Records drawn from a dataset:
┌──
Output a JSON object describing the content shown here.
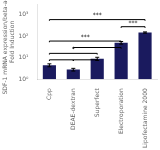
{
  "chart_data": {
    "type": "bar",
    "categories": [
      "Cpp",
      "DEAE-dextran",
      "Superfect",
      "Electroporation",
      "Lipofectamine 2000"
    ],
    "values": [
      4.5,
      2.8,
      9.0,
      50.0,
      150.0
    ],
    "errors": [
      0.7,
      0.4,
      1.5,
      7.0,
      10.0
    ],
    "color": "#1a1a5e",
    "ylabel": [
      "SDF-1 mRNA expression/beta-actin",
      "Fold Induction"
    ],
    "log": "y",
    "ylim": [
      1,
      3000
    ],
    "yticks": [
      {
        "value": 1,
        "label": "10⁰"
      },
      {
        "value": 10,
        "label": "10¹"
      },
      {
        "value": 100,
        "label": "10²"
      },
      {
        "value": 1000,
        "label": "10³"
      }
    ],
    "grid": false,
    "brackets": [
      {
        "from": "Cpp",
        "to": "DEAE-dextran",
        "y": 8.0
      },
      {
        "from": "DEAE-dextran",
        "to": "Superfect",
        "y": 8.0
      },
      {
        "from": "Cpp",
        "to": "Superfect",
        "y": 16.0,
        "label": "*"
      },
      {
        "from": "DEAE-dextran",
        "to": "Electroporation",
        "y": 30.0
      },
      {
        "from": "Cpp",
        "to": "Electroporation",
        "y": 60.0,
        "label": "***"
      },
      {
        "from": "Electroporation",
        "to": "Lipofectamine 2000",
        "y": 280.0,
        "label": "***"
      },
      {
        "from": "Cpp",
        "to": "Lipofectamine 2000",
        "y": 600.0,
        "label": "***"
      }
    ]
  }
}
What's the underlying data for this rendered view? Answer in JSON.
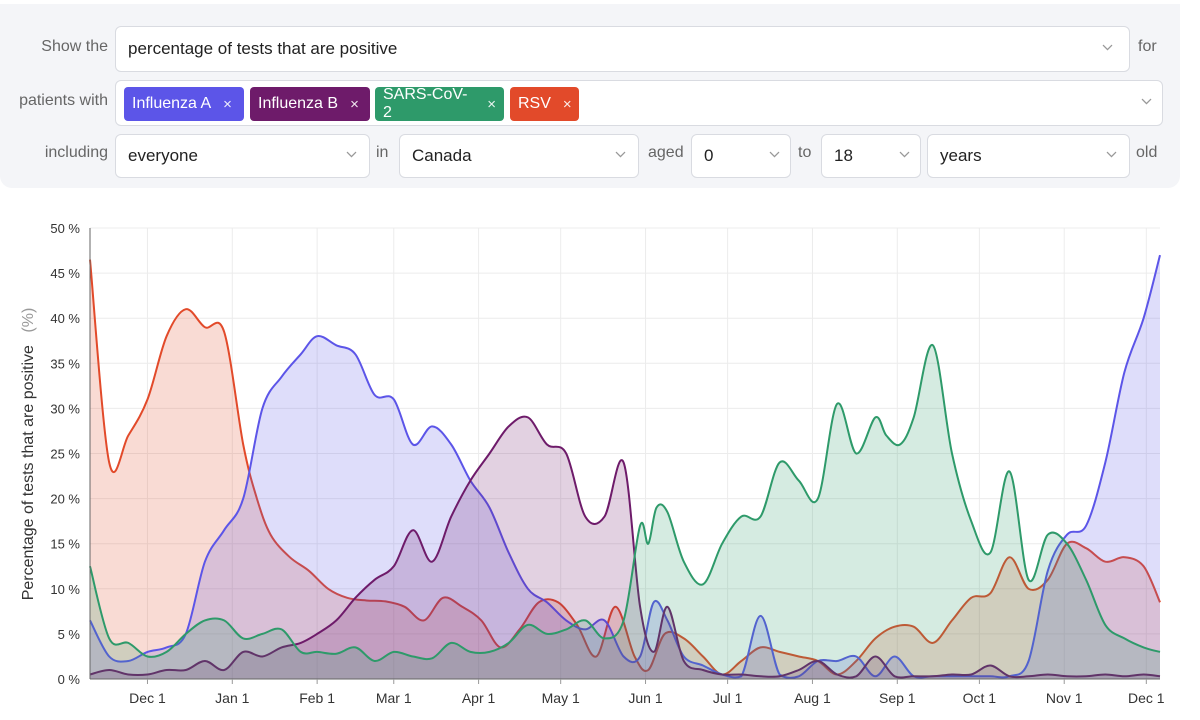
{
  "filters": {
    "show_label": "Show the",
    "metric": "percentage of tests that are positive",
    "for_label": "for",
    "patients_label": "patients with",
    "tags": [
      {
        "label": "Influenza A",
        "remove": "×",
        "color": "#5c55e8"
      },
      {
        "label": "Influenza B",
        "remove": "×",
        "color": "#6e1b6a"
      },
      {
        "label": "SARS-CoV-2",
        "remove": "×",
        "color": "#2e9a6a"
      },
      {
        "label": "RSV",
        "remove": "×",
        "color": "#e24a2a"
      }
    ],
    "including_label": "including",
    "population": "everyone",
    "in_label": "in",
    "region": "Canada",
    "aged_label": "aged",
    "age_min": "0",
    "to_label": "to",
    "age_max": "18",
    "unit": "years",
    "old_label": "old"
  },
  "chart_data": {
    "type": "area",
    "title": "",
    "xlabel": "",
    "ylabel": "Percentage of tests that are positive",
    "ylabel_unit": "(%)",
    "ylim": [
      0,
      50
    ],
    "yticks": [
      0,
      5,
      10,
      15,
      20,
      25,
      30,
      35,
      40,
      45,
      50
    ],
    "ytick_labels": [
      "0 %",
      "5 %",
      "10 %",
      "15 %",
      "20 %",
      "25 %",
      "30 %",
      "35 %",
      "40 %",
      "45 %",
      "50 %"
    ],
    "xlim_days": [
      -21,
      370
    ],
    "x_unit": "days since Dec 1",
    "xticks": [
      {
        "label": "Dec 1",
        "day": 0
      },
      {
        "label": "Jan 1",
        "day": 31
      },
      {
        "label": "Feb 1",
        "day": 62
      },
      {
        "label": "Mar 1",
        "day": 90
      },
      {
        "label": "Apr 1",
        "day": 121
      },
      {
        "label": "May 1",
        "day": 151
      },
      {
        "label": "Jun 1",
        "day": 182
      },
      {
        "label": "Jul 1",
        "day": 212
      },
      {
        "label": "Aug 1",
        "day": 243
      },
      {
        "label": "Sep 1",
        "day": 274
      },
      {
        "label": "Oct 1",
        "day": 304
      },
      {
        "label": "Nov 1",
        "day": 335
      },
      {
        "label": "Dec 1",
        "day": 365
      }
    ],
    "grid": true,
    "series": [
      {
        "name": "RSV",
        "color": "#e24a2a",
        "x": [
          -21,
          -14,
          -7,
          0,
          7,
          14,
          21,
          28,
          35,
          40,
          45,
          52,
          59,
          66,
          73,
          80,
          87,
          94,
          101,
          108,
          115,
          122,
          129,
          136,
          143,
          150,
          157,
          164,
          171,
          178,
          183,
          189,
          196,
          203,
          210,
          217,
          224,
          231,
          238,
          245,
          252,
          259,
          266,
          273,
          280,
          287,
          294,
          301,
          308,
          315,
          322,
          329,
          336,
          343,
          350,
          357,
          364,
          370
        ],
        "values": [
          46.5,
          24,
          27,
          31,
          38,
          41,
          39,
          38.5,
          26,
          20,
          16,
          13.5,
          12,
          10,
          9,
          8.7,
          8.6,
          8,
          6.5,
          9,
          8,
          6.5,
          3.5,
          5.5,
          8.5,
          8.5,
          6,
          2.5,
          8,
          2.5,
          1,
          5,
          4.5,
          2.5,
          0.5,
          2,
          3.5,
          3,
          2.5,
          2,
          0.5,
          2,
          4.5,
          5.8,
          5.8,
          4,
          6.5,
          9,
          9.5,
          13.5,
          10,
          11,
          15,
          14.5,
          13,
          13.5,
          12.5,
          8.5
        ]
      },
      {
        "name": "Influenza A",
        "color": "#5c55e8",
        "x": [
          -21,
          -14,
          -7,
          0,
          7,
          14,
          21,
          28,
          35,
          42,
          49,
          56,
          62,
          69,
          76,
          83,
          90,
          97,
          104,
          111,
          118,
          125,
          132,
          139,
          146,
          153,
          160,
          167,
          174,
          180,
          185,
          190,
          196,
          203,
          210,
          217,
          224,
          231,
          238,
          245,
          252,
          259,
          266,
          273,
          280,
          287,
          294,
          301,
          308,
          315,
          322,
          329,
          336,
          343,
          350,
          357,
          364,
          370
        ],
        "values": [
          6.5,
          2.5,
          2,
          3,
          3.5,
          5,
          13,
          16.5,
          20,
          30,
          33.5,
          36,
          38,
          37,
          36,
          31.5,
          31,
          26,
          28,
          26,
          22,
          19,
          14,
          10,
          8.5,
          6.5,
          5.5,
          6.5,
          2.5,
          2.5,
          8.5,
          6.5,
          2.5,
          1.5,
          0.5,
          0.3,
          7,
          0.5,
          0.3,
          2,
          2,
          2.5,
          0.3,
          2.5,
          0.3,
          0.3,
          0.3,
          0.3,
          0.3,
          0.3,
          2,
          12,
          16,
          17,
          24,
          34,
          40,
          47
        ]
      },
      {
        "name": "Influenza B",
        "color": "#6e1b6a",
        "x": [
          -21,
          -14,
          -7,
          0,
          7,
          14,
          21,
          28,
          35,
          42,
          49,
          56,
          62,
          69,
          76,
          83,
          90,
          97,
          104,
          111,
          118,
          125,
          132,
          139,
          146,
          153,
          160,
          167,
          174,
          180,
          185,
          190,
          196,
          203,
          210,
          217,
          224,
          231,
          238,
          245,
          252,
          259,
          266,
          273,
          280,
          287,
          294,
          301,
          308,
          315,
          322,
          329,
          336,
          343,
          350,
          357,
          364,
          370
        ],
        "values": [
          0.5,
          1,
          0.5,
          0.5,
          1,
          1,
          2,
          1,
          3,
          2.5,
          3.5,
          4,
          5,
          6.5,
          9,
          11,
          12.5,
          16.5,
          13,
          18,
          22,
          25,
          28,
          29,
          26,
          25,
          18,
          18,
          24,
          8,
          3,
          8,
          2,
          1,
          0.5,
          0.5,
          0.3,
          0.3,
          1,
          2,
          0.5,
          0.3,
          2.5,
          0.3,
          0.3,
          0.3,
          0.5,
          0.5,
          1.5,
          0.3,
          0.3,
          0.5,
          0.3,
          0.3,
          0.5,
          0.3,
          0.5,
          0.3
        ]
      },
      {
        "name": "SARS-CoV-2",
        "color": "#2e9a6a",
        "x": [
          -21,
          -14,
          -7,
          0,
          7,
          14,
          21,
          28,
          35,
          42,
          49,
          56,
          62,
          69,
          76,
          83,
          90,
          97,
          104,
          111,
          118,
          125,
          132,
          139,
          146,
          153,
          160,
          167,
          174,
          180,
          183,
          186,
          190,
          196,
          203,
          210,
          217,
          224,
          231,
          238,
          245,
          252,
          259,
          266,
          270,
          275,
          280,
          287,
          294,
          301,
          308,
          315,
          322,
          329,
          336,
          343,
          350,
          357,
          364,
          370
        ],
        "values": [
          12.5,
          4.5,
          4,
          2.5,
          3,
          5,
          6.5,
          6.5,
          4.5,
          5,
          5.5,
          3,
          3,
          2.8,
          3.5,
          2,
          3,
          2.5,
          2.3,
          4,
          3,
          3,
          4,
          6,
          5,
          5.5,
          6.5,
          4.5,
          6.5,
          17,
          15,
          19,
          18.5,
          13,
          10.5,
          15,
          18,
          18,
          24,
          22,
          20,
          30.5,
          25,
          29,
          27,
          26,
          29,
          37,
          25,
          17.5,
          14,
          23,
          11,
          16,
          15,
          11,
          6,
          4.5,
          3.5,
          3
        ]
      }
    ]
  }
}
└──
- What the task requires
For the word "name", show every line of the entries that holds it.

- Exercise result
        "name": "RSV",
        "name": "Influenza A",
        "name": "Influenza B",
        "name": "SARS-CoV-2",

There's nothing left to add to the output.